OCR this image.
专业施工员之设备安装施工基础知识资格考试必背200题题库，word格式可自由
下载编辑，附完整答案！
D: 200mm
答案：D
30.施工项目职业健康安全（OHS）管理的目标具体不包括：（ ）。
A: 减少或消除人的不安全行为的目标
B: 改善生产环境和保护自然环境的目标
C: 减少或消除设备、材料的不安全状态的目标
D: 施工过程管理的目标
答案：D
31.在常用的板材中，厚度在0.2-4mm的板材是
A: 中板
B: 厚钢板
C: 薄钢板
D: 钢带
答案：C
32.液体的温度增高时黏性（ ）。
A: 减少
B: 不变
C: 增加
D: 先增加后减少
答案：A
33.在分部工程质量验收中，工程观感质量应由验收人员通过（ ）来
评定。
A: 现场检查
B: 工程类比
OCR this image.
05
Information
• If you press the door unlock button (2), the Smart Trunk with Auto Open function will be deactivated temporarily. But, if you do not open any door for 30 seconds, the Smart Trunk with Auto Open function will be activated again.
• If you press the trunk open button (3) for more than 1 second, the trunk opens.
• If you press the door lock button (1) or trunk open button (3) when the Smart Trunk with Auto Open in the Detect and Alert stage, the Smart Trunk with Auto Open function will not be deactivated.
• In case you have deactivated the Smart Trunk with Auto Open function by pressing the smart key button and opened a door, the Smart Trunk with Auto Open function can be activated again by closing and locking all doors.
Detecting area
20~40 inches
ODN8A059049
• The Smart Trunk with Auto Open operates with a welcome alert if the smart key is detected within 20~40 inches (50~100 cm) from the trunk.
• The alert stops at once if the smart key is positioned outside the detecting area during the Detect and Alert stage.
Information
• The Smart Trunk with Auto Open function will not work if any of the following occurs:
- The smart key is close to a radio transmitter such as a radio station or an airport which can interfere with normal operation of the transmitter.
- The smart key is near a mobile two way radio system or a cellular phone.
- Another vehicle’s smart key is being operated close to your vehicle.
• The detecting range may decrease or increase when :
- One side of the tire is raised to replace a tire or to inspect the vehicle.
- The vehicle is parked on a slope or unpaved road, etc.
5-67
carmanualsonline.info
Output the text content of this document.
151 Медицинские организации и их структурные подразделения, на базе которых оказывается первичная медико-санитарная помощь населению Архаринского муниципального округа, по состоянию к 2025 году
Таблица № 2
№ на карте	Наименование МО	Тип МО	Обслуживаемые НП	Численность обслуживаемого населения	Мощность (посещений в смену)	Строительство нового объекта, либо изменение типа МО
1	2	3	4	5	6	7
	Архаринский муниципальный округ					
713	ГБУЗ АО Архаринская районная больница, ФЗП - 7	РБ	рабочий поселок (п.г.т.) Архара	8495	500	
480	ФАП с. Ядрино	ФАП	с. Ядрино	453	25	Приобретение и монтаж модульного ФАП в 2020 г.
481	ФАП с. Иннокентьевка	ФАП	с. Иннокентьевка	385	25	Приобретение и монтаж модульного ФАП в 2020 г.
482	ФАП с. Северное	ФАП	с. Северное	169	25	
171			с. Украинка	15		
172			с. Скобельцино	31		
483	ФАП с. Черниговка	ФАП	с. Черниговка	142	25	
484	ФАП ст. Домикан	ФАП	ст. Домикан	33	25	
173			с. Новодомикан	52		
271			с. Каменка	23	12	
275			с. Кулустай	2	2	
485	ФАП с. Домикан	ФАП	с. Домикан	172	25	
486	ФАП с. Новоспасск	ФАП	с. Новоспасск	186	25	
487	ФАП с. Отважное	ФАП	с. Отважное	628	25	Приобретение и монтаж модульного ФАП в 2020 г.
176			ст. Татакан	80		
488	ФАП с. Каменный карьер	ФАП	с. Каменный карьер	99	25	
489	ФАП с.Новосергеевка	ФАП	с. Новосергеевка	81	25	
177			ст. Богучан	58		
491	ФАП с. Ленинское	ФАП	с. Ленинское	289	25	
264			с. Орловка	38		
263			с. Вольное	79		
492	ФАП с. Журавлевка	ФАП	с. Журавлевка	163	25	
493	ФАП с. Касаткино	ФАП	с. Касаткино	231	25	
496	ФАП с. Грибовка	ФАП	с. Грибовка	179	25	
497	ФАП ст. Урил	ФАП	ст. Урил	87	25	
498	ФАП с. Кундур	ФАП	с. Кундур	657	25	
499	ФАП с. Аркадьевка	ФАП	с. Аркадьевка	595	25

....................

◆ SHORT PROBLEM ◆
Output each entry precisely as given.

◆ CORRECT ANSWER ◆
OCR this image.
专业施工员之设备安装施工基础知识资格考试必背200题题库，word格式可自由
下载编辑，附完整答案！
D: 200mm
答案：D
30.施工项目职业健康安全（OHS）管理的目标具体不包括：（ ）。
A: 减少或消除人的不安全行为的目标
B: 改善生产环境和保护自然环境的目标
C: 减少或消除设备、材料的不安全状态的目标
D: 施工过程管理的目标
答案：D
31.在常用的板材中，厚度在0.2-4mm的板材是
A: 中板
B: 厚钢板
C: 薄钢板
D: 钢带
答案：C
32.液体的温度增高时黏性（ ）。
A: 减少
B: 不变
C: 增加
D: 先增加后减少
答案：A
33.在分部工程质量验收中，工程观感质量应由验收人员通过（ ）来
评定。
A: 现场检查
B: 工程类比
OCR this image.
05
Information
• If you press the door unlock button (2), the Smart Trunk with Auto Open function will be deactivated temporarily. But, if you do not open any door for 30 seconds, the Smart Trunk with Auto Open function will be activated again.
• If you press the trunk open button (3) for more than 1 second, the trunk opens.
• If you press the door lock button (1) or trunk open button (3) when the Smart Trunk with Auto Open in the Detect and Alert stage, the Smart Trunk with Auto Open function will not be deactivated.
• In case you have deactivated the Smart Trunk with Auto Open function by pressing the smart key button and opened a door, the Smart Trunk with Auto Open function can be activated again by closing and locking all doors.
Detecting area
20~40 inches
ODN8A059049
• The Smart Trunk with Auto Open operates with a welcome alert if the smart key is detected within 20~40 inches (50~100 cm) from the trunk.
• The alert stops at once if the smart key is positioned outside the detecting area during the Detect and Alert stage.
Information
• The Smart Trunk with Auto Open function will not work if any of the following occurs:
- The smart key is close to a radio transmitter such as a radio station or an airport which can interfere with normal operation of the transmitter.
- The smart key is near a mobile two way radio system or a cellular phone.
- Another vehicle’s smart key is being operated close to your vehicle.
• The detecting range may decrease or increase when :
- One side of the tire is raised to replace a tire or to inspect the vehicle.
- The vehicle is parked on a slope or unpaved road, etc.
5-67
carmanualsonline.info
Output the text content of this document.
151 Медицинские организации и их структурные подразделения, на базе которых оказывается первичная медико-санитарная помощь населению Архаринского муниципального округа, по состоянию к 2025 году
Таблица № 2
№ на карте	Наименование МО	Тип МО	Обслуживаемые НП	Численность обслуживаемого населения	Мощность (посещений в смену)	Строительство нового объекта, либо изменение типа МО
1	2	3	4	5	6	7
	Архаринский муниципальный округ					
713	ГБУЗ АО Архаринская районная больница, ФЗП - 7	РБ	рабочий поселок (п.г.т.) Архара	8495	500	
480	ФАП с. Ядрино	ФАП	с. Ядрино	453	25	Приобретение и монтаж модульного ФАП в 2020 г.
481	ФАП с. Иннокентьевка	ФАП	с. Иннокентьевка	385	25	Приобретение и монтаж модульного ФАП в 2020 г.
482	ФАП с. Северное	ФАП	с. Северное	169	25	
171			с. Украинка	15		
172			с. Скобельцино	31		
483	ФАП с. Черниговка	ФАП	с. Черниговка	142	25	
484	ФАП ст. Домикан	ФАП	ст. Домикан	33	25	
173			с. Новодомикан	52		
271			с. Каменка	23	12	
275			с. Кулустай	2	2	
485	ФАП с. Домикан	ФАП	с. Домикан	172	25	
486	ФАП с. Новоспасск	ФАП	с. Новоспасск	186	25	
487	ФАП с. Отважное	ФАП	с. Отважное	628	25	Приобретение и монтаж модульного ФАП в 2020 г.
176			ст. Татакан	80		
488	ФАП с. Каменный карьер	ФАП	с. Каменный карьер	99	25	
489	ФАП с.Новосергеевка	ФАП	с. Новосергеевка	81	25	
177			ст. Богучан	58		
491	ФАП с. Ленинское	ФАП	с. Ленинское	289	25	
264			с. Орловка	38		
263			с. Вольное	79		
492	ФАП с. Журавлевка	ФАП	с. Журавлевка	163	25	
493	ФАП с. Касаткино	ФАП	с. Касаткино	231	25	
496	ФАП с. Грибовка	ФАП	с. Грибовка	179	25	
497	ФАП ст. Урил	ФАП	ст. Урил	87	25	
498	ФАП с. Кундур	ФАП	с. Кундур	657	25	
499	ФАП с. Аркадьевка	ФАП	с. Аркадьевка	595	25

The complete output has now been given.